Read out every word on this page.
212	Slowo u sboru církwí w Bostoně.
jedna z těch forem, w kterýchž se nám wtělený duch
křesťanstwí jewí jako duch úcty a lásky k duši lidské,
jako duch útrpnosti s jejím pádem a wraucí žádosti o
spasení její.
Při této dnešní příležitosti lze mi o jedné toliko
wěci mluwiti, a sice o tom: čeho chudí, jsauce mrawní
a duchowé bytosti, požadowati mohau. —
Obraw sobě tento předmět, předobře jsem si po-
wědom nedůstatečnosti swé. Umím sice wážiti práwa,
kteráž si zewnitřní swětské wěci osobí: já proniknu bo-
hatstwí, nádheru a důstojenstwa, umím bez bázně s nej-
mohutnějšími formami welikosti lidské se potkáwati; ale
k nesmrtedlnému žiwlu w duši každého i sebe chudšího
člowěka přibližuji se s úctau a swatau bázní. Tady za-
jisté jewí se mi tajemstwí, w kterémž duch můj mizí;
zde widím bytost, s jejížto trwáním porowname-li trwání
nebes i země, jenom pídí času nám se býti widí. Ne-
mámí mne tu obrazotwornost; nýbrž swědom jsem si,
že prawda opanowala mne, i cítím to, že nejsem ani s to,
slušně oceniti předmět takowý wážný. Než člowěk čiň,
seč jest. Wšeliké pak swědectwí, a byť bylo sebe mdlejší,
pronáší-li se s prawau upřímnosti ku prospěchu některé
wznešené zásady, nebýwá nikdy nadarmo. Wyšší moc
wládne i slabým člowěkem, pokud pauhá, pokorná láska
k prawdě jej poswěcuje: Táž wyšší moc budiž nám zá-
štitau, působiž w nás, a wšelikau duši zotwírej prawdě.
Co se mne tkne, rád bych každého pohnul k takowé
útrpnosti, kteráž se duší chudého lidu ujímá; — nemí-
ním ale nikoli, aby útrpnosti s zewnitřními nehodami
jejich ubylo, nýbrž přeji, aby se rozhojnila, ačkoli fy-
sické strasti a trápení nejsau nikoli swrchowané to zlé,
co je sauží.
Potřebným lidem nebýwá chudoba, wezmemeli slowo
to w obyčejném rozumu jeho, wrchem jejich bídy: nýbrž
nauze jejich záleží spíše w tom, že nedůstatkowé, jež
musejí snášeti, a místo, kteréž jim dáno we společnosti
--
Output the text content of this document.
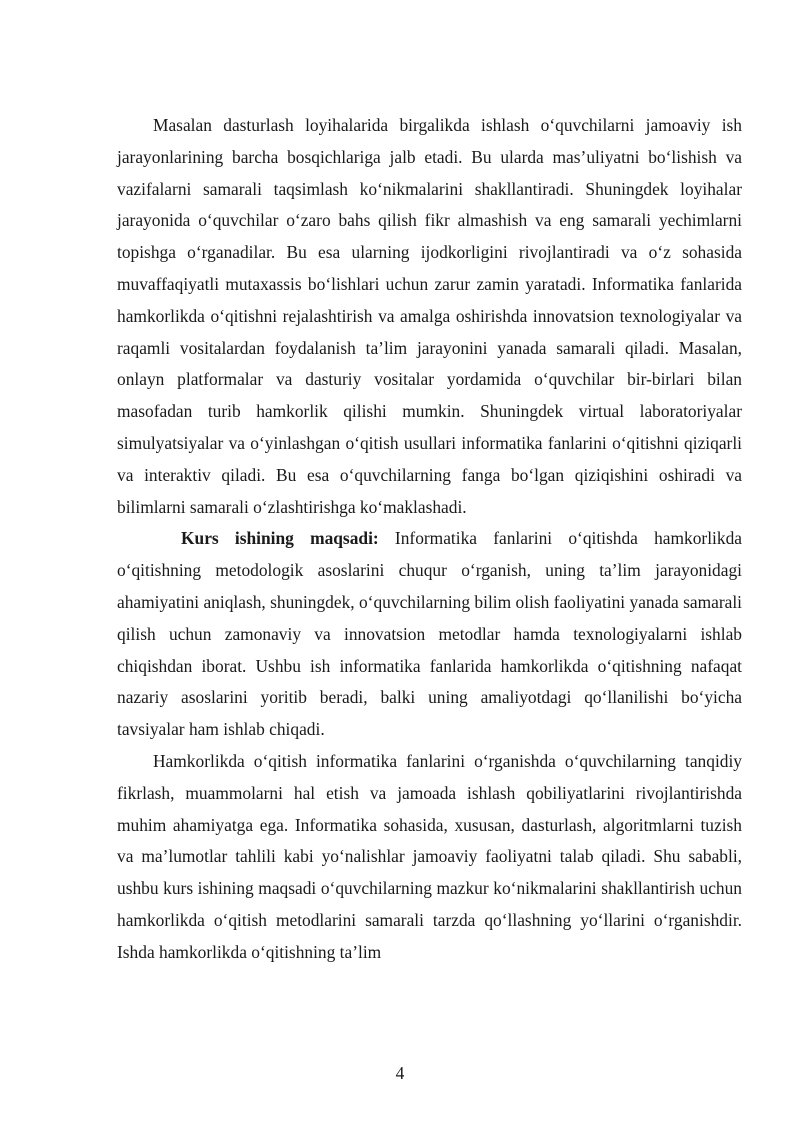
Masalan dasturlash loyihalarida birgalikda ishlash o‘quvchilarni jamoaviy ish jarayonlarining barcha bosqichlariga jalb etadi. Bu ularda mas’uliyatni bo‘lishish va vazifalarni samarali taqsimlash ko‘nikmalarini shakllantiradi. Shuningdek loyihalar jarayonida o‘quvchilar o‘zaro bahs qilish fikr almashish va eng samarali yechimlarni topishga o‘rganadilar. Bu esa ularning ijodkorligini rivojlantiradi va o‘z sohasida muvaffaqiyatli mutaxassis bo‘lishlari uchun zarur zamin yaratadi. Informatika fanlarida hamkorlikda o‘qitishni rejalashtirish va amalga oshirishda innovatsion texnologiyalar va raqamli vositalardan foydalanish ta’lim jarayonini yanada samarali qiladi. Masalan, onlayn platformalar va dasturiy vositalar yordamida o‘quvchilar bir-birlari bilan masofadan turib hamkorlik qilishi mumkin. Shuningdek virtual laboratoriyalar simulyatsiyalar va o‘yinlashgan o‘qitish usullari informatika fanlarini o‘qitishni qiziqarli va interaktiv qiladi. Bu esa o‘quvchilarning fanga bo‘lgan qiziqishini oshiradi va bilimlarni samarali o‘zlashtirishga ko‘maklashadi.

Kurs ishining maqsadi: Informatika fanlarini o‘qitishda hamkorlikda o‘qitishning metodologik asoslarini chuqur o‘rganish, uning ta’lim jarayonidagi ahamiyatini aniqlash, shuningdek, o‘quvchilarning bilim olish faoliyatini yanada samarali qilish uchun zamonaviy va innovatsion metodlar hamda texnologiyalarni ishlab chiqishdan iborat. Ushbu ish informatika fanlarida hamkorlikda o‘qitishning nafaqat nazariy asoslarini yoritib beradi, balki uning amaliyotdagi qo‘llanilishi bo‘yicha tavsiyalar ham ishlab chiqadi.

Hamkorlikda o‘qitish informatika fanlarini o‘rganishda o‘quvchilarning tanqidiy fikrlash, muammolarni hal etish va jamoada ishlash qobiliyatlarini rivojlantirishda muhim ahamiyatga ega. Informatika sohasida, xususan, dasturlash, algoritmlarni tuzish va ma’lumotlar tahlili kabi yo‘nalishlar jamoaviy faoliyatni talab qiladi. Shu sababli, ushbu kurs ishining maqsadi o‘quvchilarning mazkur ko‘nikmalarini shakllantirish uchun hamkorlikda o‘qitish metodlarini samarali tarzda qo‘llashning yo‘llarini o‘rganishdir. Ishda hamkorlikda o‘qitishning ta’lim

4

(What the task asks):
From the data, pick out every line that includes "jejich".

(Reply):
jejich ubylo, nýbrž přeji, aby se rozhojnila, ačkoli fy-
to w obyčejném rozumu jeho, wrchem jejich bídy: nýbrž
nauze jejich záleží spíše w tom, že nedůstatkowé, jež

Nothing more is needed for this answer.